Begin DATA SUPPLIED

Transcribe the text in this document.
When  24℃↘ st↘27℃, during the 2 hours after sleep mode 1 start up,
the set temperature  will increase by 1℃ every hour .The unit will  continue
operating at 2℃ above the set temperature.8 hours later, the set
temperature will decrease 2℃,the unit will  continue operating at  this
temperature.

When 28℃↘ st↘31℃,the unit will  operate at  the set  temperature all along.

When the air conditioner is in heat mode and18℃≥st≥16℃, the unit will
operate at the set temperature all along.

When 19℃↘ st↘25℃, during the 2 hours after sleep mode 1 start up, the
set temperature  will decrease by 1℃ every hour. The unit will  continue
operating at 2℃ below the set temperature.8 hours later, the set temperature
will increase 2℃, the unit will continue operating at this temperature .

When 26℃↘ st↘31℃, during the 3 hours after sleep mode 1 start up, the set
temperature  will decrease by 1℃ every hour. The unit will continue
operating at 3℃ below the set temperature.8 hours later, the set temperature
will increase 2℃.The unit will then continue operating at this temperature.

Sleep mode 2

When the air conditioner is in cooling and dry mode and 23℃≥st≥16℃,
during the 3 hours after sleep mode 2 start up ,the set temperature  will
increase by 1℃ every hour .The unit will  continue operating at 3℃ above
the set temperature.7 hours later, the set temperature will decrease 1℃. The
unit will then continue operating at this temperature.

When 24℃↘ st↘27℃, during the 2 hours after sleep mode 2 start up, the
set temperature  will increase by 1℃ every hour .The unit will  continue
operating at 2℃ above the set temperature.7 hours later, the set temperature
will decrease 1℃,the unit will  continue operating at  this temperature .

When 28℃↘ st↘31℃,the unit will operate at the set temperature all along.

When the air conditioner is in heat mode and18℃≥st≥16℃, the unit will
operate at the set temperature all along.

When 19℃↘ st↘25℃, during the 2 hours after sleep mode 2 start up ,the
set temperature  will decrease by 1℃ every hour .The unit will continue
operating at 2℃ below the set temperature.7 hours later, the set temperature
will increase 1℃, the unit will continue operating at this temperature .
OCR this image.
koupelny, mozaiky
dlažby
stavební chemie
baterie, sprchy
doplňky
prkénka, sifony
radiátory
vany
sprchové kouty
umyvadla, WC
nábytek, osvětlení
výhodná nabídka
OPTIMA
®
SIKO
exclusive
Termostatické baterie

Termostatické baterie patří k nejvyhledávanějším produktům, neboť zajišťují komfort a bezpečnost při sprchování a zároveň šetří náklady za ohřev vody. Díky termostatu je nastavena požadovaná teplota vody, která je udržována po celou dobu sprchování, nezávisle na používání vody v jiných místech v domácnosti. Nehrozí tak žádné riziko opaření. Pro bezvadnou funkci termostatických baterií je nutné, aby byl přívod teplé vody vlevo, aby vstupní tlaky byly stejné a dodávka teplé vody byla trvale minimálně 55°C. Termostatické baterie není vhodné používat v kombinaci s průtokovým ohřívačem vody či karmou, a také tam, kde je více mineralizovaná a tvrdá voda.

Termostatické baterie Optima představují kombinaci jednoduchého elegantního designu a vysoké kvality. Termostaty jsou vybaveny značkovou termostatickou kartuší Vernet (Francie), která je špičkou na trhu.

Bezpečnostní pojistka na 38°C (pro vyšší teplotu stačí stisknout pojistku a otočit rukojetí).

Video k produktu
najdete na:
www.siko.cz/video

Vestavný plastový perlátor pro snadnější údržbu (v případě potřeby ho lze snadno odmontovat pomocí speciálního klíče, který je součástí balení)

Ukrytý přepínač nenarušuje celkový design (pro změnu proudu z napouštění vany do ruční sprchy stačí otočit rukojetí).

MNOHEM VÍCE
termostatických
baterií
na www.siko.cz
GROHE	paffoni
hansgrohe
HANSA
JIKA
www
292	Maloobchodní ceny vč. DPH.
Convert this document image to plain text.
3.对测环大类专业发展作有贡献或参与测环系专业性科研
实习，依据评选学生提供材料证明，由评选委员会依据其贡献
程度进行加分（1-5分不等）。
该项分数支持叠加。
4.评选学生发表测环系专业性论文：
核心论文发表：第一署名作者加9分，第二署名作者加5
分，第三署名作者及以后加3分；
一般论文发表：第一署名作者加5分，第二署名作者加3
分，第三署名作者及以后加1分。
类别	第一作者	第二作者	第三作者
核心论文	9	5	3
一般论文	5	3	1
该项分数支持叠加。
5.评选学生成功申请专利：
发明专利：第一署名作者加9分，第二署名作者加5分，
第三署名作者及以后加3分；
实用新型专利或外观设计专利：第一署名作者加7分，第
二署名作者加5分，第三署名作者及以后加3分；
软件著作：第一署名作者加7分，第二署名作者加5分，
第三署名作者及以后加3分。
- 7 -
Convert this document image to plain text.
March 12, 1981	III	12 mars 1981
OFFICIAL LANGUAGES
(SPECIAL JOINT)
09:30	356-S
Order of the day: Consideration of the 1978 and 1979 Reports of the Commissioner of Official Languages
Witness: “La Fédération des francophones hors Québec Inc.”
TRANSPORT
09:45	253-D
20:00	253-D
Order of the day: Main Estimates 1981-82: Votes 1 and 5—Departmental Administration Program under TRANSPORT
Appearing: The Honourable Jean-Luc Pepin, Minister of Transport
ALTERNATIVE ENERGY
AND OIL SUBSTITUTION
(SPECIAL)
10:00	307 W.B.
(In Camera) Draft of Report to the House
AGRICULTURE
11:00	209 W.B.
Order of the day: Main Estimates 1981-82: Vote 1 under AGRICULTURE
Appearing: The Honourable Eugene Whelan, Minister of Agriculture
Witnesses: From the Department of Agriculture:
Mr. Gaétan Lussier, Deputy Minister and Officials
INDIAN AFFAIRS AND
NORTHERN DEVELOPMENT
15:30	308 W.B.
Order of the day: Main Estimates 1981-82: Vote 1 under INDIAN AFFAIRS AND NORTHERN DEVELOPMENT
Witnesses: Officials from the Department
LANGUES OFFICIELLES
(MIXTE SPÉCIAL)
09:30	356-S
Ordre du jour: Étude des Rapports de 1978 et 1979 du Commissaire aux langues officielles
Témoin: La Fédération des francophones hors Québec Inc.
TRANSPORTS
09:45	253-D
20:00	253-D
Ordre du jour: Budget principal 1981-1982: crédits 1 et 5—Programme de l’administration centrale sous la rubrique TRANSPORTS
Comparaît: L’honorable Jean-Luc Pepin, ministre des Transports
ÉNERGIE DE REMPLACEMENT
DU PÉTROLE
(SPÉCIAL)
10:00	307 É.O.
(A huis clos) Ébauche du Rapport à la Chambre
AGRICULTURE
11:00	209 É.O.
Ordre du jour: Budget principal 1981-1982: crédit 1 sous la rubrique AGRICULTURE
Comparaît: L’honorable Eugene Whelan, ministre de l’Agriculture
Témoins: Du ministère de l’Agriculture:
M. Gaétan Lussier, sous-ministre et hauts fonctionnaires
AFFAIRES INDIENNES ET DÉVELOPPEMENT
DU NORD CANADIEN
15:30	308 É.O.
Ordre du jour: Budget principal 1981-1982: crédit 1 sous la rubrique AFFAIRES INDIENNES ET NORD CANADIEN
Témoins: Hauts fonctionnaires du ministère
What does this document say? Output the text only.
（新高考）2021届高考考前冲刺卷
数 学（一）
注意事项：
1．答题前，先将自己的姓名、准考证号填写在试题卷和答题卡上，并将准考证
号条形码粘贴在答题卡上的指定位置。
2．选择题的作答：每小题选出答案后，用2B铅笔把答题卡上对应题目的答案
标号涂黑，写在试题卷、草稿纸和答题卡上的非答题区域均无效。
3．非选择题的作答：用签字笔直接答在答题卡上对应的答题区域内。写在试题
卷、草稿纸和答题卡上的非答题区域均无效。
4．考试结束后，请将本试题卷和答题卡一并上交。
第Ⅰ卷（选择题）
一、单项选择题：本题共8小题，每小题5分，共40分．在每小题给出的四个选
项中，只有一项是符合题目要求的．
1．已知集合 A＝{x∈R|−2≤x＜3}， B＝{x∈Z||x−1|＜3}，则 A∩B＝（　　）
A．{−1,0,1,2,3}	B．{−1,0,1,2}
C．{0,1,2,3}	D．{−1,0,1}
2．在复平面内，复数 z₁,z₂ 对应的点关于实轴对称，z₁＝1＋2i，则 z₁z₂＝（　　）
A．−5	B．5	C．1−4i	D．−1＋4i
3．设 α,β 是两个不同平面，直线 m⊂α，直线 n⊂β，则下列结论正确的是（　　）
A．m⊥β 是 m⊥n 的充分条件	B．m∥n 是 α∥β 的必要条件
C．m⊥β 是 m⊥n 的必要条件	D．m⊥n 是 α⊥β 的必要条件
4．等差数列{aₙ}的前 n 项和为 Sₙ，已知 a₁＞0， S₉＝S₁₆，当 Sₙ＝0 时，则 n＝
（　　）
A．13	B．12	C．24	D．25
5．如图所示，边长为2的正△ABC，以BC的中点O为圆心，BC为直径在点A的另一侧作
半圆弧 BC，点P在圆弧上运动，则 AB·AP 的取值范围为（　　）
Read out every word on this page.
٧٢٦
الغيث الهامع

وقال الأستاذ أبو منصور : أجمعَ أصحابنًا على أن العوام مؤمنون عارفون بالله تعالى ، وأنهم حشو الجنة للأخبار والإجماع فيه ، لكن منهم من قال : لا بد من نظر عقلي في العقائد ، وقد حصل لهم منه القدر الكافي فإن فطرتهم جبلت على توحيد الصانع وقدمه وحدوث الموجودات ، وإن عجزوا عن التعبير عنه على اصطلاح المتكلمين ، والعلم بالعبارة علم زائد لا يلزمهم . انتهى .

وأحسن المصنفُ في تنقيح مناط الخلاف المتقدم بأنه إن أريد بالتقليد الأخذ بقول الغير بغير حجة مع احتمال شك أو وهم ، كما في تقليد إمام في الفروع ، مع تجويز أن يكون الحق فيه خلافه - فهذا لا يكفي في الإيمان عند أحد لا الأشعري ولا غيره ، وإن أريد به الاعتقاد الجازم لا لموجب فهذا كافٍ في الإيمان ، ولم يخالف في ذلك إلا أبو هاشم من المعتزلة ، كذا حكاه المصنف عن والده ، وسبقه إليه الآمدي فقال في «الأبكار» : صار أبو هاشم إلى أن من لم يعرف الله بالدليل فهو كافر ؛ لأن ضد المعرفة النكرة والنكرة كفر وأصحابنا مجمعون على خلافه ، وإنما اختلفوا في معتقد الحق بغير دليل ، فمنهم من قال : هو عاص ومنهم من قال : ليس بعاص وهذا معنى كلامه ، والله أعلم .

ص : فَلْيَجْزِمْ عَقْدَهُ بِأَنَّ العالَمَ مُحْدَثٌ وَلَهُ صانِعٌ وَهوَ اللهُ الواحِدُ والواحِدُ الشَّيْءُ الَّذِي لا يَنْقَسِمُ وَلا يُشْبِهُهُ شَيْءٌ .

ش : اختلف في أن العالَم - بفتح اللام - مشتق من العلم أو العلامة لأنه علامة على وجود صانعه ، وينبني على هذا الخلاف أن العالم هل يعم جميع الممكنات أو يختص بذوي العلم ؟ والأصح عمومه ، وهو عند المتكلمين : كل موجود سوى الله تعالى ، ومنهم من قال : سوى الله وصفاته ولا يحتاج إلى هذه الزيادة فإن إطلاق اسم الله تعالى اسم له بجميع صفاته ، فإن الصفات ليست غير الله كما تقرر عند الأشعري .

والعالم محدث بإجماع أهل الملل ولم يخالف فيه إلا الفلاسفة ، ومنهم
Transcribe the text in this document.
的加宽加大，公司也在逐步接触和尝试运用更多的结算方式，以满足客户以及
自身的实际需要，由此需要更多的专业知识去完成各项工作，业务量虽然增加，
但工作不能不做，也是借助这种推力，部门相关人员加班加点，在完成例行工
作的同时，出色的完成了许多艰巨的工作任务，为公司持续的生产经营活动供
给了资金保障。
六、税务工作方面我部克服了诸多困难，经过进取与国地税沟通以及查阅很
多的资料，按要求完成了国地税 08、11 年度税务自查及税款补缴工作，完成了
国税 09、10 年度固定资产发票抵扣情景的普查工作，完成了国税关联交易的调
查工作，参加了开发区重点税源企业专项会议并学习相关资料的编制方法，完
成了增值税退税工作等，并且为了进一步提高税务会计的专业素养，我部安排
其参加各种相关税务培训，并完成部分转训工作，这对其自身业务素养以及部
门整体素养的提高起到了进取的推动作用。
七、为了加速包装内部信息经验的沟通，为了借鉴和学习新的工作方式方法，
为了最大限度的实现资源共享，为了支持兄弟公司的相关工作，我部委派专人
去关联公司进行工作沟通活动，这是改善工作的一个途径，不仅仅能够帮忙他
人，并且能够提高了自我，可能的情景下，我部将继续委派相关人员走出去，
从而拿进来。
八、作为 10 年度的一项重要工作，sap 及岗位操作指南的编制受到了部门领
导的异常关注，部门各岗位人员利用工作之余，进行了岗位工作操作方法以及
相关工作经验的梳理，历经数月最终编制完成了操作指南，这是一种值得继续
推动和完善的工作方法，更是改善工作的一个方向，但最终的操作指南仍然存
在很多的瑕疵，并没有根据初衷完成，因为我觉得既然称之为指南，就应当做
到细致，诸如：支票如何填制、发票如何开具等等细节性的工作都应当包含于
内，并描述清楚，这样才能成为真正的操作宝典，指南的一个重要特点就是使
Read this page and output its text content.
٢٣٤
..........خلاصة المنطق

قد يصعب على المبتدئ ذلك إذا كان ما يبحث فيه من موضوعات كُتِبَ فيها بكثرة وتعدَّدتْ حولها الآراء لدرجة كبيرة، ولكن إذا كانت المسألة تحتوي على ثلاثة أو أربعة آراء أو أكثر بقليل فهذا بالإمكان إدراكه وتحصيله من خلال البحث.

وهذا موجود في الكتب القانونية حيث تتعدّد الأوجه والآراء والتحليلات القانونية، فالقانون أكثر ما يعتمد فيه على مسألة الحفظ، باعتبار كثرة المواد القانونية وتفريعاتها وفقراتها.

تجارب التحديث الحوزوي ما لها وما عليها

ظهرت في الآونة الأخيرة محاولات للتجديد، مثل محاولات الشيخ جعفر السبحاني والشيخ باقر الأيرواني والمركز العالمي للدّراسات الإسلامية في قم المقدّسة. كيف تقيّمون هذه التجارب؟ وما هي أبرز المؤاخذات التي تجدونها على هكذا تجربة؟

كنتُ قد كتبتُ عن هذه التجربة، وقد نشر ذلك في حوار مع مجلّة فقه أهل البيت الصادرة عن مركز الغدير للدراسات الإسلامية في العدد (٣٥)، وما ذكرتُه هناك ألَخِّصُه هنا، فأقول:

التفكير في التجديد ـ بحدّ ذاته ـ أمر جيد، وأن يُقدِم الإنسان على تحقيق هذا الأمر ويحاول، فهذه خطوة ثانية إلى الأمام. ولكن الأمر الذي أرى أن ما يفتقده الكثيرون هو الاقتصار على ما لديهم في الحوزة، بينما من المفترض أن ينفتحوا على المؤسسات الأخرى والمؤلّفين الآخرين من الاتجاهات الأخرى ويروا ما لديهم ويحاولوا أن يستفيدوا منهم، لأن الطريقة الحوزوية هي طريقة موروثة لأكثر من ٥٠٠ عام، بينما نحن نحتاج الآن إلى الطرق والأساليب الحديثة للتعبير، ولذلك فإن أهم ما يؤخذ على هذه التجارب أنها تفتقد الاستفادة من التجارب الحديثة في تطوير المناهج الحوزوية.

End DATA SUPPLIED

- [GOAL OF THE EXERCISE]:
Which lines hold the word "honorable"? Copy every one of them.

- [RESULT FOR THIS TASK]:
Comparaît: L’honorable Jean-Luc Pepin, ministre des Transports
Comparaît: L’honorable Eugene Whelan, ministre de l’Agriculture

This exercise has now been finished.